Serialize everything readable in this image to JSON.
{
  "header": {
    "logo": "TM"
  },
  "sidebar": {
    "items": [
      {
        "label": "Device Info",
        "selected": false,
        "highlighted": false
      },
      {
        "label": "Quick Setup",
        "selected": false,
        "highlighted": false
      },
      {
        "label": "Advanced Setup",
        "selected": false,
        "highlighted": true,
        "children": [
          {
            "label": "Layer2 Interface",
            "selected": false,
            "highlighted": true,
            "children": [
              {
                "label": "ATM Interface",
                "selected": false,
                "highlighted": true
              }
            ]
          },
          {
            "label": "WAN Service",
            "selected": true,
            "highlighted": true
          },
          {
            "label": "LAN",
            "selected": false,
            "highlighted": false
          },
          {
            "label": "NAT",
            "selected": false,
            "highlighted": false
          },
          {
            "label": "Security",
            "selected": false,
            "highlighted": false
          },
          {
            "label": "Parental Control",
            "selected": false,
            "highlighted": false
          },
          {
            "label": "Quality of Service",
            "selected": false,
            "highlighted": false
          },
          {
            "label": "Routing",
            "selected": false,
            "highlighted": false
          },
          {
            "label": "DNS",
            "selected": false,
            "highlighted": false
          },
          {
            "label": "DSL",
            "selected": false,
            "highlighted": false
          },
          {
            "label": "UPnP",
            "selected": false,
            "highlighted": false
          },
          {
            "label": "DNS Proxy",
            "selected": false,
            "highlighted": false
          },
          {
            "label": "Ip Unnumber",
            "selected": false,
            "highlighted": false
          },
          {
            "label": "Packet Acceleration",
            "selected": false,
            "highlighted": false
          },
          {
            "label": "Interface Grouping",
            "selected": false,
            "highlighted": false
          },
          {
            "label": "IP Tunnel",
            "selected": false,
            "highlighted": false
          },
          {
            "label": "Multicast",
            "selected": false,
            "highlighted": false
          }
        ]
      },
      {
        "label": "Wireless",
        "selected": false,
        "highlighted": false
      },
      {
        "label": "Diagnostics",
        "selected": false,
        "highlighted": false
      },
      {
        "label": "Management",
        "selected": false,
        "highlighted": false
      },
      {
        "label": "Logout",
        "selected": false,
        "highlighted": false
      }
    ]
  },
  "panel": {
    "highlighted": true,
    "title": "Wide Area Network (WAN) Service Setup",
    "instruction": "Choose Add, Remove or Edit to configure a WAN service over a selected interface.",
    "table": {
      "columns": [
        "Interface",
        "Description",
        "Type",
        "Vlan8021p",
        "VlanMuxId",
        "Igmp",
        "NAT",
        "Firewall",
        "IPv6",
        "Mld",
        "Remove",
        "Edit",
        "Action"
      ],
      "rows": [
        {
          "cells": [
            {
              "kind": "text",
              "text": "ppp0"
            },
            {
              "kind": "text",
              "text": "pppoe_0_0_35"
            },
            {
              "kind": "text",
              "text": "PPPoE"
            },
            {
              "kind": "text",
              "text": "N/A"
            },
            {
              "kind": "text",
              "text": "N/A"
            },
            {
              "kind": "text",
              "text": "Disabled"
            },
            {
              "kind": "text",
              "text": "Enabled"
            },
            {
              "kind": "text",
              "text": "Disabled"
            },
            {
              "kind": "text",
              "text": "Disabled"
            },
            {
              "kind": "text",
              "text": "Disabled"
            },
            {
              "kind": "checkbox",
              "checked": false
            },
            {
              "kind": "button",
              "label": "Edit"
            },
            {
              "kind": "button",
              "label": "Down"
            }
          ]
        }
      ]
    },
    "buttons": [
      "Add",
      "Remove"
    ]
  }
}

== == ==

• _Problem statement_
Restate the data above word for word.

• _Exercise answer_
Serialize everything readable in this image to JSON.
{
  "header": {
    "logo": "TM"
  },
  "sidebar": {
    "items": [
      {
        "label": "Device Info",
        "selected": false,
        "highlighted": false
      },
      {
        "label": "Quick Setup",
        "selected": false,
        "highlighted": false
      },
      {
        "label": "Advanced Setup",
        "selected": false,
        "highlighted": true,
        "children": [
          {
            "label": "Layer2 Interface",
            "selected": false,
            "highlighted": true,
            "children": [
              {
                "label": "ATM Interface",
                "selected": false,
                "highlighted": true
              }
            ]
          },
          {
            "label": "WAN Service",
            "selected": true,
            "highlighted": true
          },
          {
            "label": "LAN",
            "selected": false,
            "highlighted": false
          },
          {
            "label": "NAT",
            "selected": false,
            "highlighted": false
          },
          {
            "label": "Security",
            "selected": false,
            "highlighted": false
          },
          {
            "label": "Parental Control",
            "selected": false,
            "highlighted": false
          },
          {
            "label": "Quality of Service",
            "selected": false,
            "highlighted": false
          },
          {
            "label": "Routing",
            "selected": false,
            "highlighted": false
          },
          {
            "label": "DNS",
            "selected": false,
            "highlighted": false
          },
          {
            "label": "DSL",
            "selected": false,
            "highlighted": false
          },
          {
            "label": "UPnP",
            "selected": false,
            "highlighted": false
          },
          {
            "label": "DNS Proxy",
            "selected": false,
            "highlighted": false
          },
          {
            "label": "Ip Unnumber",
            "selected": false,
            "highlighted": false
          },
          {
            "label": "Packet Acceleration",
            "selected": false,
            "highlighted": false
          },
          {
            "label": "Interface Grouping",
            "selected": false,
            "highlighted": false
          },
          {
            "label": "IP Tunnel",
            "selected": false,
            "highlighted": false
          },
          {
            "label": "Multicast",
            "selected": false,
            "highlighted": false
          }
        ]
      },
      {
        "label": "Wireless",
        "selected": false,
        "highlighted": false
      },
      {
        "label": "Diagnostics",
        "selected": false,
        "highlighted": false
      },
      {
        "label": "Management",
        "selected": false,
        "highlighted": false
      },
      {
        "label": "Logout",
        "selected": false,
        "highlighted": false
      }
    ]
  },
  "panel": {
    "highlighted": true,
    "title": "Wide Area Network (WAN) Service Setup",
    "instruction": "Choose Add, Remove or Edit to configure a WAN service over a selected interface.",
    "table": {
      "columns": [
        "Interface",
        "Description",
        "Type",
        "Vlan8021p",
        "VlanMuxId",
        "Igmp",
        "NAT",
        "Firewall",
        "IPv6",
        "Mld",
        "Remove",
        "Edit",
        "Action"
      ],
      "rows": [
        {
          "cells": [
            {
              "kind": "text",
              "text": "ppp0"
            },
            {
              "kind": "text",
              "text": "pppoe_0_0_35"
            },
            {
              "kind": "text",
              "text": "PPPoE"
            },
            {
              "kind": "text",
              "text": "N/A"
            },
            {
              "kind": "text",
              "text": "N/A"
            },
            {
              "kind": "text",
              "text": "Disabled"
            },
            {
              "kind": "text",
              "text": "Enabled"
            },
            {
              "kind": "text",
              "text": "Disabled"
            },
            {
              "kind": "text",
              "text": "Disabled"
            },
            {
              "kind": "text",
              "text": "Disabled"
            },
            {
              "kind": "checkbox",
              "checked": false
            },
            {
              "kind": "button",
              "label": "Edit"
            },
            {
              "kind": "button",
              "label": "Down"
            }
          ]
        }
      ]
    },
    "buttons": [
      "Add",
      "Remove"
    ]
  }
}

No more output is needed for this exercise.